SET PROBLEM:
Wherever "JSON" appears in a line, list that line.

Dataset items:

* * *

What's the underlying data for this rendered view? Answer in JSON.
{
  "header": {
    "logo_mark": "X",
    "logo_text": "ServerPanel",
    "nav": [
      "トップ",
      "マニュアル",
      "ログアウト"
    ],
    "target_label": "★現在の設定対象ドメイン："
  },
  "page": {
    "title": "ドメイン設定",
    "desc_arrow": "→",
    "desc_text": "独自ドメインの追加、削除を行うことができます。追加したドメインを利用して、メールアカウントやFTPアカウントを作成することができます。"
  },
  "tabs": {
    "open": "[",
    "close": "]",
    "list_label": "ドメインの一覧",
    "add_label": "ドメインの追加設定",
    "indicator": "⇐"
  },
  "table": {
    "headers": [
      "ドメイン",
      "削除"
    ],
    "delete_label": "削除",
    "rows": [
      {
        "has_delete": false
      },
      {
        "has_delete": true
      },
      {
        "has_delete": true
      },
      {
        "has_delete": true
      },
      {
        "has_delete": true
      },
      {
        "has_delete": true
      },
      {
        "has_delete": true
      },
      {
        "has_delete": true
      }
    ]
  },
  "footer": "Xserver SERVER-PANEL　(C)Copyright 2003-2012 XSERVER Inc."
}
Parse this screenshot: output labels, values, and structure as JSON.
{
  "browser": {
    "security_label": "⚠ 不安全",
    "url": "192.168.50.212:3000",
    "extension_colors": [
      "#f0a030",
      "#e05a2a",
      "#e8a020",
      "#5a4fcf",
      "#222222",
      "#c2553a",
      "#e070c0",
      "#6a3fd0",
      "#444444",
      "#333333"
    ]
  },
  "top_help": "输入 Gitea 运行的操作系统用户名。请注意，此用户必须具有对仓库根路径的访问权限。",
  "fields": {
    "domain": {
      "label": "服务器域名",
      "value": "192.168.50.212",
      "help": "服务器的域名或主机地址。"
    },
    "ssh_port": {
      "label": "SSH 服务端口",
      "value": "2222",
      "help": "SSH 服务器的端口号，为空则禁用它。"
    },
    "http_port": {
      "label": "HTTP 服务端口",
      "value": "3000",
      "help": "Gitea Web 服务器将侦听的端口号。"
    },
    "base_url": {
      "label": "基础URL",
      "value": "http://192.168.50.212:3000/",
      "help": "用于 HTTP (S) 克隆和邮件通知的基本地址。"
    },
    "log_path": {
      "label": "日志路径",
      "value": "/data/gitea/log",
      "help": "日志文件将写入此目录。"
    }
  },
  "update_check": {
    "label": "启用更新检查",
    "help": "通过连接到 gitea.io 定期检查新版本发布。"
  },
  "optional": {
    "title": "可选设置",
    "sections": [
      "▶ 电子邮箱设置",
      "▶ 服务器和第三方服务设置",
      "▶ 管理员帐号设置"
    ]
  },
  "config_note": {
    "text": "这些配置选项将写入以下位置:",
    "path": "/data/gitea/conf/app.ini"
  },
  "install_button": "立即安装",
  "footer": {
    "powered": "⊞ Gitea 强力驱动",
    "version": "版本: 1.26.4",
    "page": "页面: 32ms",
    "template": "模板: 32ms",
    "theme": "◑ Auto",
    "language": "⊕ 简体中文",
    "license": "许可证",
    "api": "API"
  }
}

* * *

EXERCISE SOLUTION:
What's the underlying data for this rendered view? Answer in JSON.
Parse this screenshot: output labels, values, and structure as JSON.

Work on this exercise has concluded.